OBJECTIVE ->
Quote the records that follow in full, leaving the pictures out.

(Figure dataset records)
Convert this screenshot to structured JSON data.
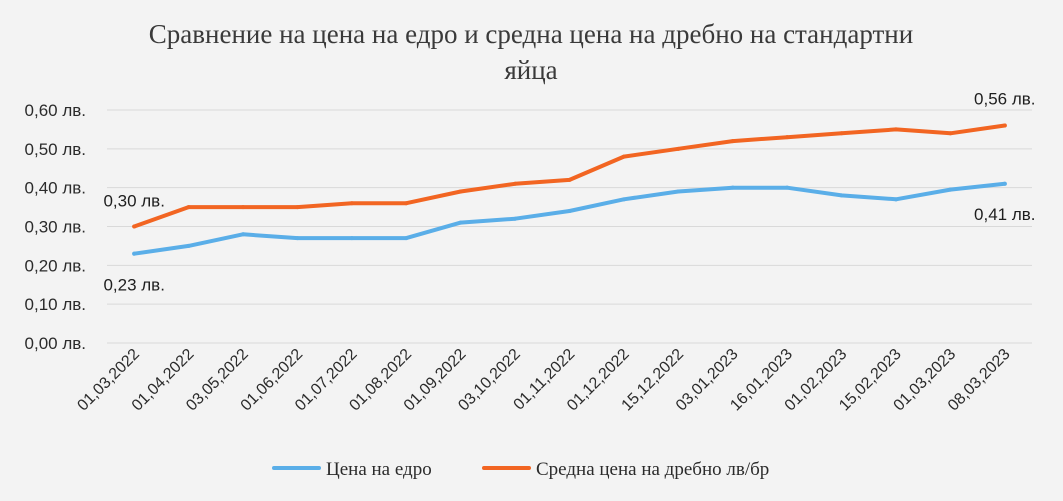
{
  "chart_data": {
    "type": "line",
    "title_line1": "Сравнение на цена на едро и средна цена на дребно на стандартни",
    "title_line2": "яйца",
    "categories": [
      "01,03,2022",
      "01,04,2022",
      "03,05,2022",
      "01,06,2022",
      "01,07,2022",
      "01,08,2022",
      "01,09,2022",
      "03,10,2022",
      "01,11,2022",
      "01,12,2022",
      "15,12,2022",
      "03,01,2023",
      "16,01,2023",
      "01,02,2023",
      "15,02,2023",
      "01,03,2023",
      "08,03,2023"
    ],
    "y_ticks": [
      "0,00 лв.",
      "0,10 лв.",
      "0,20 лв.",
      "0,30 лв.",
      "0,40 лв.",
      "0,50 лв.",
      "0,60 лв."
    ],
    "ylim": [
      0,
      0.6
    ],
    "grid": true,
    "legend_position": "bottom",
    "series": [
      {
        "name": "Цена на едро",
        "color": "#5aaee8",
        "values": [
          0.23,
          0.25,
          0.28,
          0.27,
          0.27,
          0.27,
          0.31,
          0.32,
          0.34,
          0.37,
          0.39,
          0.4,
          0.4,
          0.38,
          0.37,
          0.395,
          0.41
        ],
        "first_label": "0,23 лв.",
        "last_label": "0,41 лв."
      },
      {
        "name": "Средна цена на дребно лв/бр",
        "color": "#f26522",
        "values": [
          0.3,
          0.35,
          0.35,
          0.35,
          0.36,
          0.36,
          0.39,
          0.41,
          0.42,
          0.48,
          0.5,
          0.52,
          0.53,
          0.54,
          0.55,
          0.54,
          0.56
        ],
        "first_label": "0,30 лв.",
        "last_label": "0,56 лв."
      }
    ]
  }
}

SOLUTION TO THIS TASK ->
Convert this screenshot to structured JSON data.
{
  "chart_data": {
    "type": "line",
    "title_line1": "Сравнение на цена на едро и средна цена на дребно на стандартни",
    "title_line2": "яйца",
    "categories": [
      "01,03,2022",
      "01,04,2022",
      "03,05,2022",
      "01,06,2022",
      "01,07,2022",
      "01,08,2022",
      "01,09,2022",
      "03,10,2022",
      "01,11,2022",
      "01,12,2022",
      "15,12,2022",
      "03,01,2023",
      "16,01,2023",
      "01,02,2023",
      "15,02,2023",
      "01,03,2023",
      "08,03,2023"
    ],
    "y_ticks": [
      "0,00 лв.",
      "0,10 лв.",
      "0,20 лв.",
      "0,30 лв.",
      "0,40 лв.",
      "0,50 лв.",
      "0,60 лв."
    ],
    "ylim": [
      0,
      0.6
    ],
    "grid": true,
    "legend_position": "bottom",
    "series": [
      {
        "name": "Цена на едро",
        "color": "#5aaee8",
        "values": [
          0.23,
          0.25,
          0.28,
          0.27,
          0.27,
          0.27,
          0.31,
          0.32,
          0.34,
          0.37,
          0.39,
          0.4,
          0.4,
          0.38,
          0.37,
          0.395,
          0.41
        ],
        "first_label": "0,23 лв.",
        "last_label": "0,41 лв."
      },
      {
        "name": "Средна цена на дребно лв/бр",
        "color": "#f26522",
        "values": [
          0.3,
          0.35,
          0.35,
          0.35,
          0.36,
          0.36,
          0.39,
          0.41,
          0.42,
          0.48,
          0.5,
          0.52,
          0.53,
          0.54,
          0.55,
          0.54,
          0.56
        ],
        "first_label": "0,30 лв.",
        "last_label": "0,56 лв."
      }
    ]
  }
}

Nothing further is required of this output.